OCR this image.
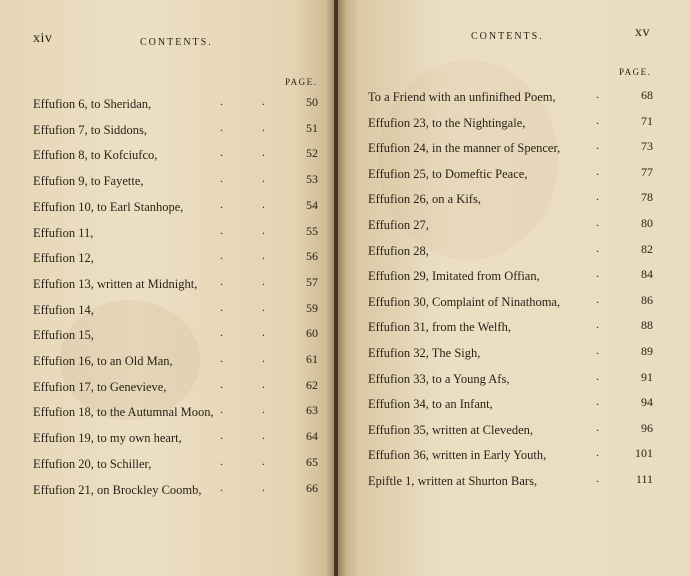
xiv	CONTENTS.
PAGE.
Effufion 6, to Sheridan,	.	.	50
Effufion 7, to Siddons,	.	.	51
Effufion 8, to Kofciufco,	.	.	52
Effufion 9, to Fayette,	.	.	53
Effufion 10, to Earl Stanhope,	.	.	54
Effufion 11,	.	.	55
Effufion 12,	.	.	56
Effufion 13, written at Midnight, .	.	57
Effufion 14,	.	.	59
Effufion 15,	.	.	60
Effufion 16, to an Old Man,	.	.	61
Effufion 17, to Genevieve,	.	.	62
Effufion 18, to the Autumnal Moon, .	.	63
Effufion 19, to my own heart,	.	.	64
Effufion 20, to Schiller,	.	.	65
Effufion 21, on Brockley Coomb, .	.	66
CONTENTS.	xv
PAGE.
To a Friend with an unfinifhed Poem,	.	68
Effufion 23, to the Nightingale,	.	71
Effufion 24, in the manner of Spencer,	.	73
Effufion 25, to Domeftic Peace,	.	77
Effufion 26, on a Kifs,	.	78
Effufion 27,	.	80
Effufion 28,	.	82
Effufion 29, Imitated from Offian,	.	84
Effufion 30, Complaint of Ninathoma,	.	86
Effufion 31, from the Welfh,	.	88
Effufion 32, The Sigh,	.	89
Effufion 33, to a Young Afs,	.	91
Effufion 34, to an Infant,	.	94
Effufion 35, written at Cleveden,	.	96
Effufion 36, written in Early Youth,	.	101
Epiftle 1, written at Shurton Bars,	.	111
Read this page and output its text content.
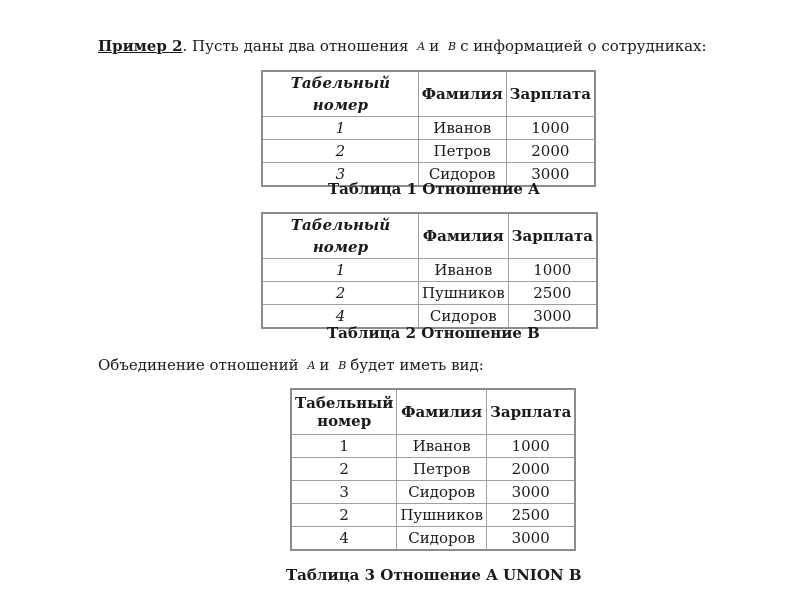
Пример 2. Пусть даны два отношения A и B с информацией о сотрудниках:

Табельный номер	Фамилия	Зарплата
1	Иванов	1000
2	Петров	2000
3	Сидоров	3000

Таблица 1 Отношение A

Табельный номер	Фамилия	Зарплата
1	Иванов	1000
2	Пушников	2500
4	Сидоров	3000

Таблица 2 Отношение B

Объединение отношений A и B будет иметь вид:

Табельный номер	Фамилия	Зарплата
1	Иванов	1000
2	Петров	2000
3	Сидоров	3000
2	Пушников	2500
4	Сидоров	3000

Таблица 3 Отношение A UNION B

★ ★ ★

▶ _BRIEF_:
Output all of the data exactly as it stands, minus any images.

▶ _TASK OUTPUT_:
OCR this image.
xiv	CONTENTS.
PAGE.
Effufion 6, to Sheridan,	.	.	50
Effufion 7, to Siddons,	.	.	51
Effufion 8, to Kofciufco,	.	.	52
Effufion 9, to Fayette,	.	.	53
Effufion 10, to Earl Stanhope,	.	.	54
Effufion 11,	.	.	55
Effufion 12,	.	.	56
Effufion 13, written at Midnight, .	.	57
Effufion 14,	.	.	59
Effufion 15,	.	.	60
Effufion 16, to an Old Man,	.	.	61
Effufion 17, to Genevieve,	.	.	62
Effufion 18, to the Autumnal Moon, .	.	63
Effufion 19, to my own heart,	.	.	64
Effufion 20, to Schiller,	.	.	65
Effufion 21, on Brockley Coomb, .	.	66
CONTENTS.	xv
PAGE.
To a Friend with an unfinifhed Poem,	.	68
Effufion 23, to the Nightingale,	.	71
Effufion 24, in the manner of Spencer,	.	73
Effufion 25, to Domeftic Peace,	.	77
Effufion 26, on a Kifs,	.	78
Effufion 27,	.	80
Effufion 28,	.	82
Effufion 29, Imitated from Offian,	.	84
Effufion 30, Complaint of Ninathoma,	.	86
Effufion 31, from the Welfh,	.	88
Effufion 32, The Sigh,	.	89
Effufion 33, to a Young Afs,	.	91
Effufion 34, to an Infant,	.	94
Effufion 35, written at Cleveden,	.	96
Effufion 36, written in Early Youth,	.	101
Epiftle 1, written at Shurton Bars,	.	111
Read this page and output its text content.
Пример 2. Пусть даны два отношения A и B с информацией о сотрудниках:

Табельный номер	Фамилия	Зарплата
1	Иванов	1000
2	Петров	2000
3	Сидоров	3000

Таблица 1 Отношение A

Табельный номер	Фамилия	Зарплата
1	Иванов	1000
2	Пушников	2500
4	Сидоров	3000

Таблица 2 Отношение B

Объединение отношений A и B будет иметь вид:

Табельный номер	Фамилия	Зарплата
1	Иванов	1000
2	Петров	2000
3	Сидоров	3000
2	Пушников	2500
4	Сидоров	3000

Таблица 3 Отношение A UNION B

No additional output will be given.